• _Task details_: Every line below that contains "content" is to be copied.

[Dataset excerpts]
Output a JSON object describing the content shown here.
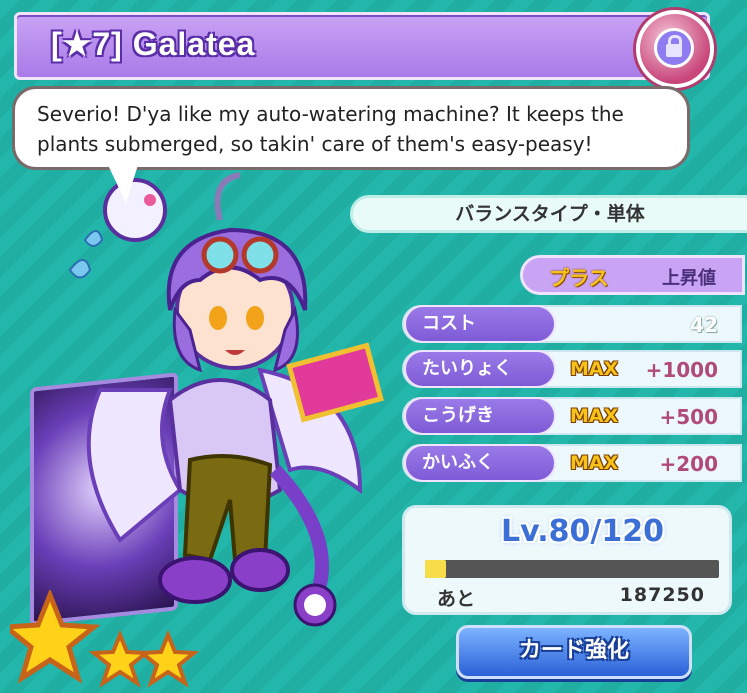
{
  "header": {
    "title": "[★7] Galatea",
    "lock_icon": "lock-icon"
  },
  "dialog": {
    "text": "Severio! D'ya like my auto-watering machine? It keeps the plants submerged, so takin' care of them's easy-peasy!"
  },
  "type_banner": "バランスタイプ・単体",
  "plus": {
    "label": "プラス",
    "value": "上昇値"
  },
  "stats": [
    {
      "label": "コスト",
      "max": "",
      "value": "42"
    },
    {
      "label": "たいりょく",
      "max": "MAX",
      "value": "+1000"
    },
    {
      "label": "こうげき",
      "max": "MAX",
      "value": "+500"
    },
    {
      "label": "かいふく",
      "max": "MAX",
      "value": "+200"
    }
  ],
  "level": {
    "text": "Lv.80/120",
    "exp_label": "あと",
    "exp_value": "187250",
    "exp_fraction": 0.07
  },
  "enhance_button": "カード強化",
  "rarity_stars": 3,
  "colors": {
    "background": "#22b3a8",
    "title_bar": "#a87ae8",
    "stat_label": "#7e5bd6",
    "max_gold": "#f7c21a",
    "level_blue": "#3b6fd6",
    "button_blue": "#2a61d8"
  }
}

---

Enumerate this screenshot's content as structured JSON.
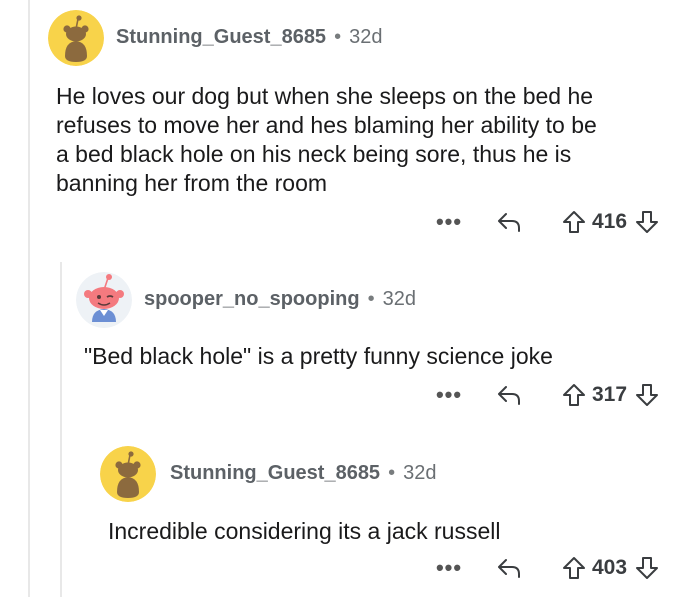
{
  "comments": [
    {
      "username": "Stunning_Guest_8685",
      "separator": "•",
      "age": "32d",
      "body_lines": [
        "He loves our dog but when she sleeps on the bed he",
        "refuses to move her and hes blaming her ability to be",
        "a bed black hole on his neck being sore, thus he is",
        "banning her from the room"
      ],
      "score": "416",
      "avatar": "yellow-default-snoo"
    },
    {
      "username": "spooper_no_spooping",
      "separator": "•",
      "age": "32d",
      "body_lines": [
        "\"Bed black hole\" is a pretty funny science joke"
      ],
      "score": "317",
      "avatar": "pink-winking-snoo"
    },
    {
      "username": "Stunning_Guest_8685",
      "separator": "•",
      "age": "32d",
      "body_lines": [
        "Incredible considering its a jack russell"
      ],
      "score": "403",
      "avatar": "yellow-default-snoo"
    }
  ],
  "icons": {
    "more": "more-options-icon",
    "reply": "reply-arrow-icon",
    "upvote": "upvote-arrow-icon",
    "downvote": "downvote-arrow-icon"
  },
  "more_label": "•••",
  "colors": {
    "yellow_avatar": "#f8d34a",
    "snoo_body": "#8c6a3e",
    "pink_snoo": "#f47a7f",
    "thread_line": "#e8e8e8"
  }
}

• _Response to the exercise_:
Output a JSON object describing the content shown here.
Enumerate this screenshot's content as structured JSON.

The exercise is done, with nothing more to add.